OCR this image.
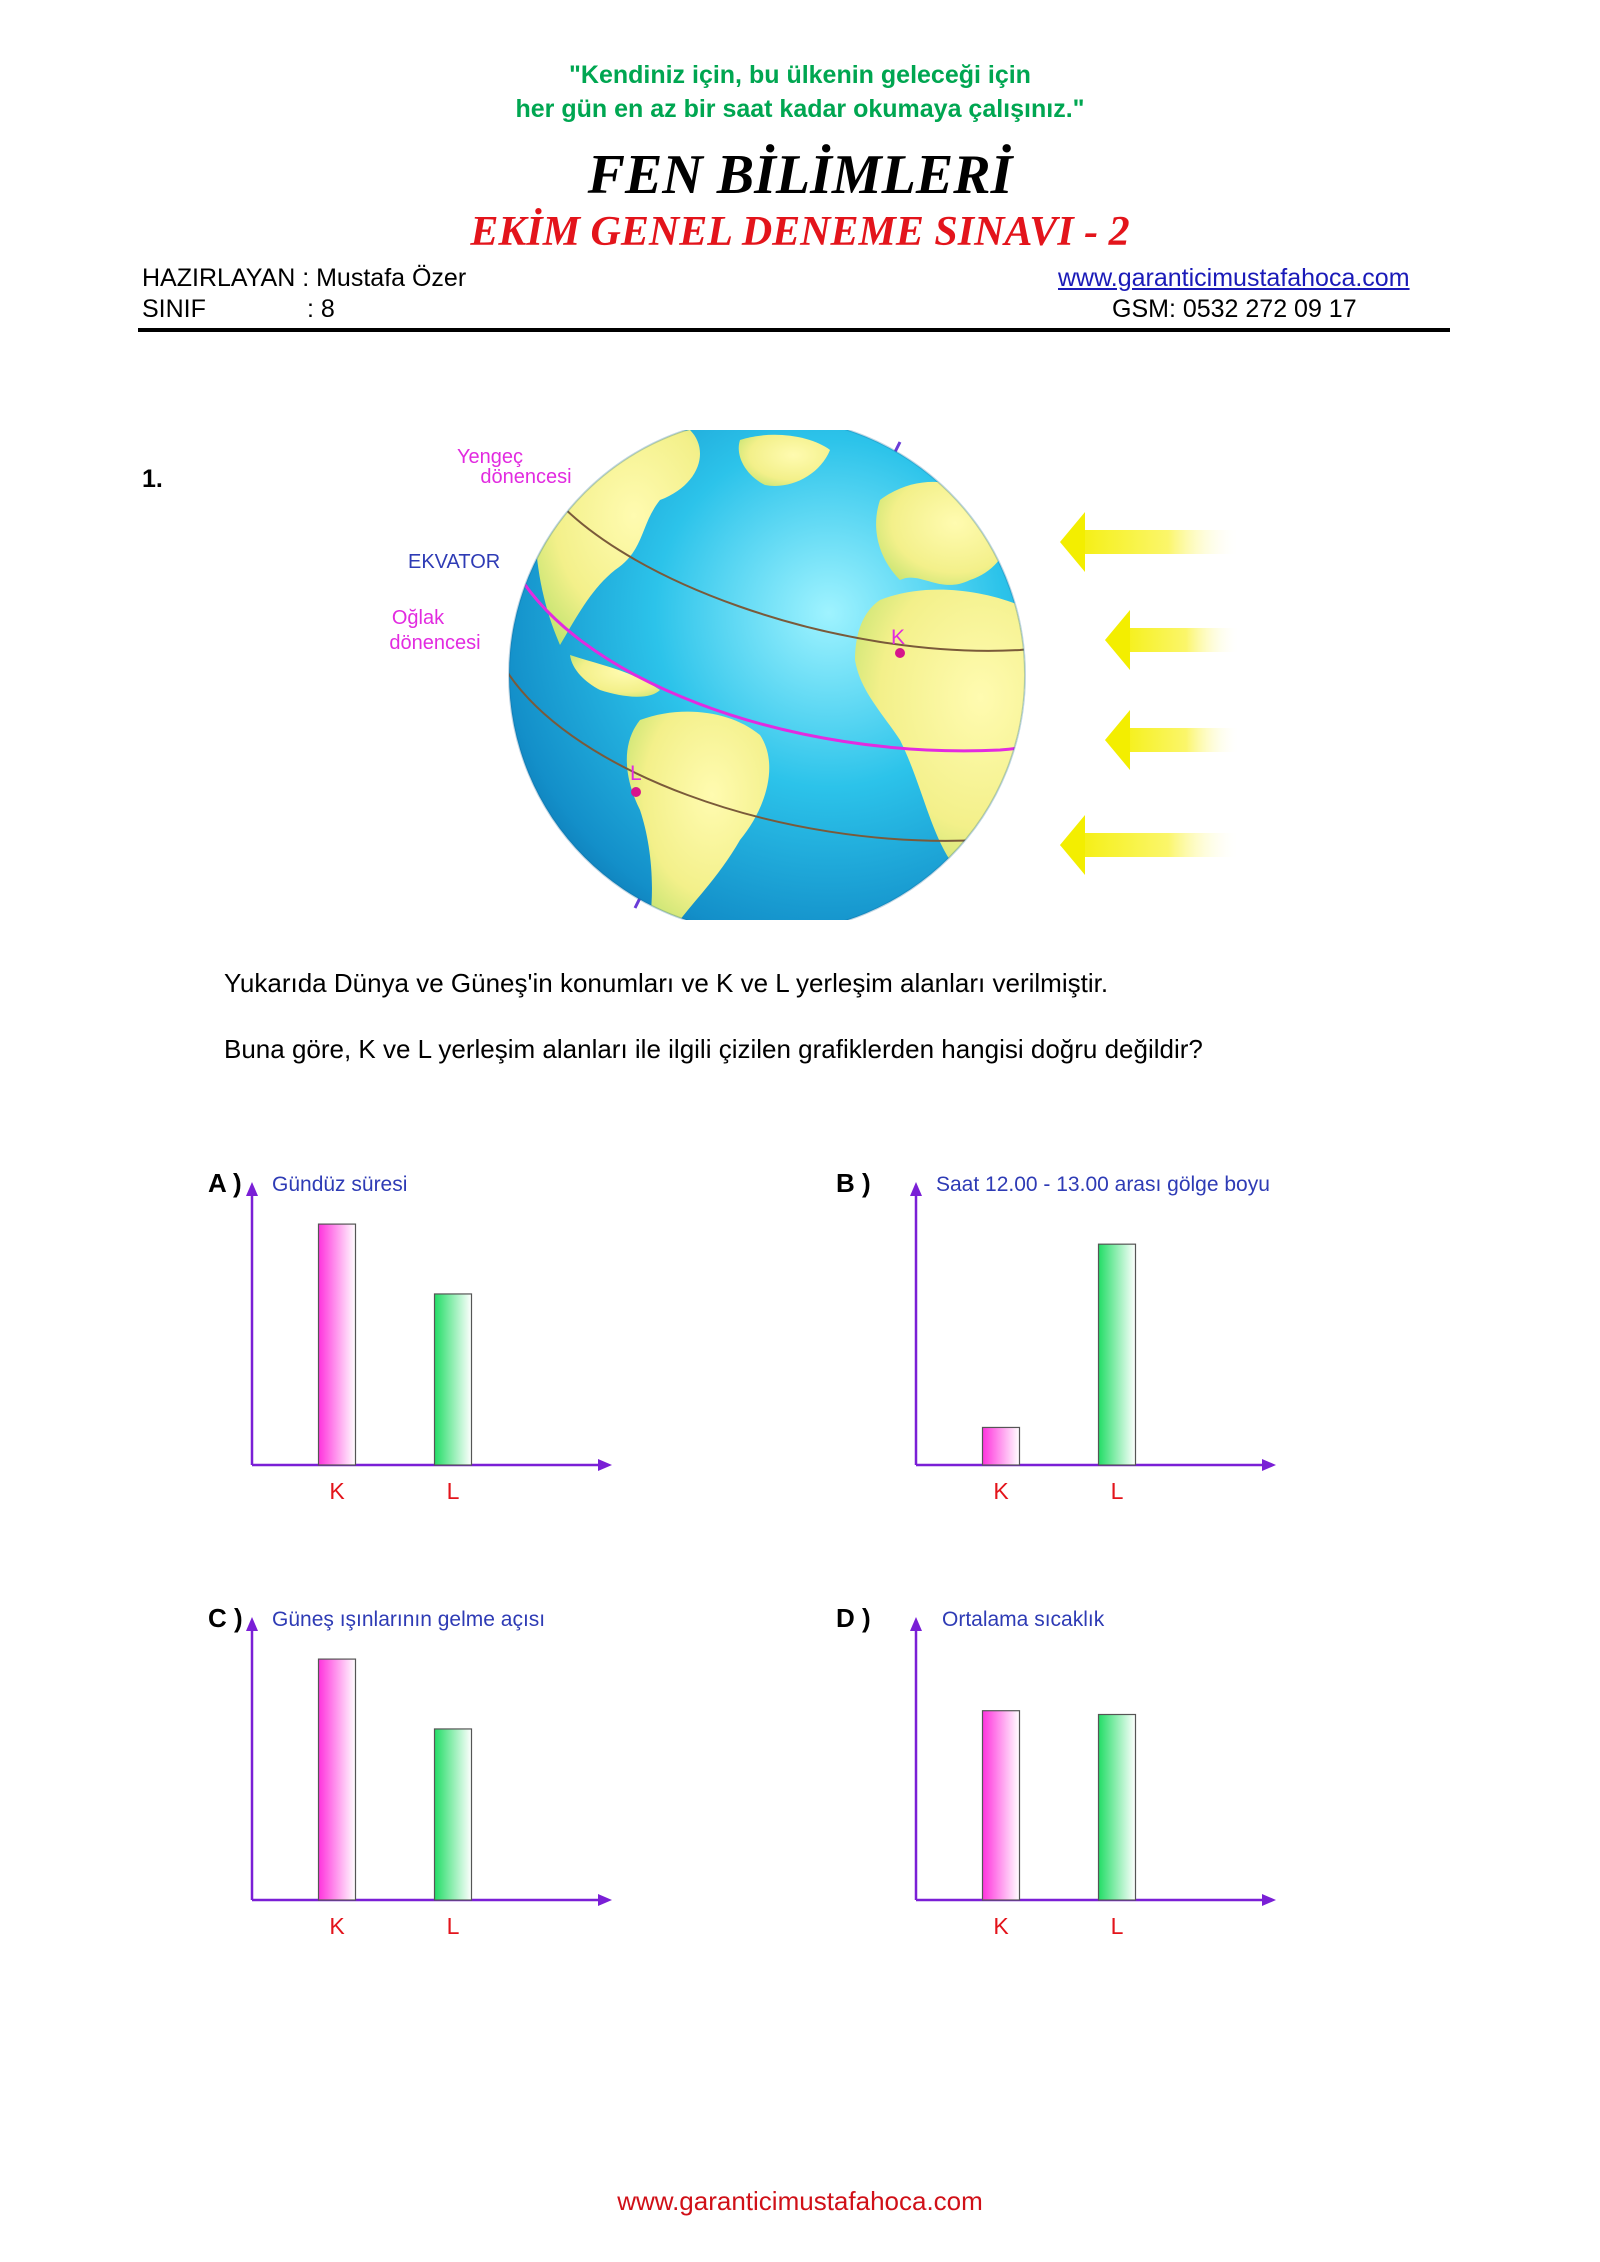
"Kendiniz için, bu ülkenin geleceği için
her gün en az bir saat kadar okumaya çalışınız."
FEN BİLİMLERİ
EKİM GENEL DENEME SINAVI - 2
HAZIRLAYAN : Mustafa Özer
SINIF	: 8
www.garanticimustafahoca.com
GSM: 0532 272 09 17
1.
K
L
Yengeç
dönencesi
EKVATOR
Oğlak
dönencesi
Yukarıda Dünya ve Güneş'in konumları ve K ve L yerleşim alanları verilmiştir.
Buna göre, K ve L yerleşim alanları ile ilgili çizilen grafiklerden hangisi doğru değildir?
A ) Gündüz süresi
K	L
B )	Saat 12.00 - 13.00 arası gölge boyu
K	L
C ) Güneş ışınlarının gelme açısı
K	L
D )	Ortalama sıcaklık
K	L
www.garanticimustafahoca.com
++++++++
Collect the complete line wherever the string "yerleşim" appears in the records.

### [OUTPUT BELOW]
Yukarıda Dünya ve Güneş'in konumları ve K ve L yerleşim alanları verilmiştir.
Buna göre, K ve L yerleşim alanları ile ilgili çizilen grafiklerden hangisi doğru değildir?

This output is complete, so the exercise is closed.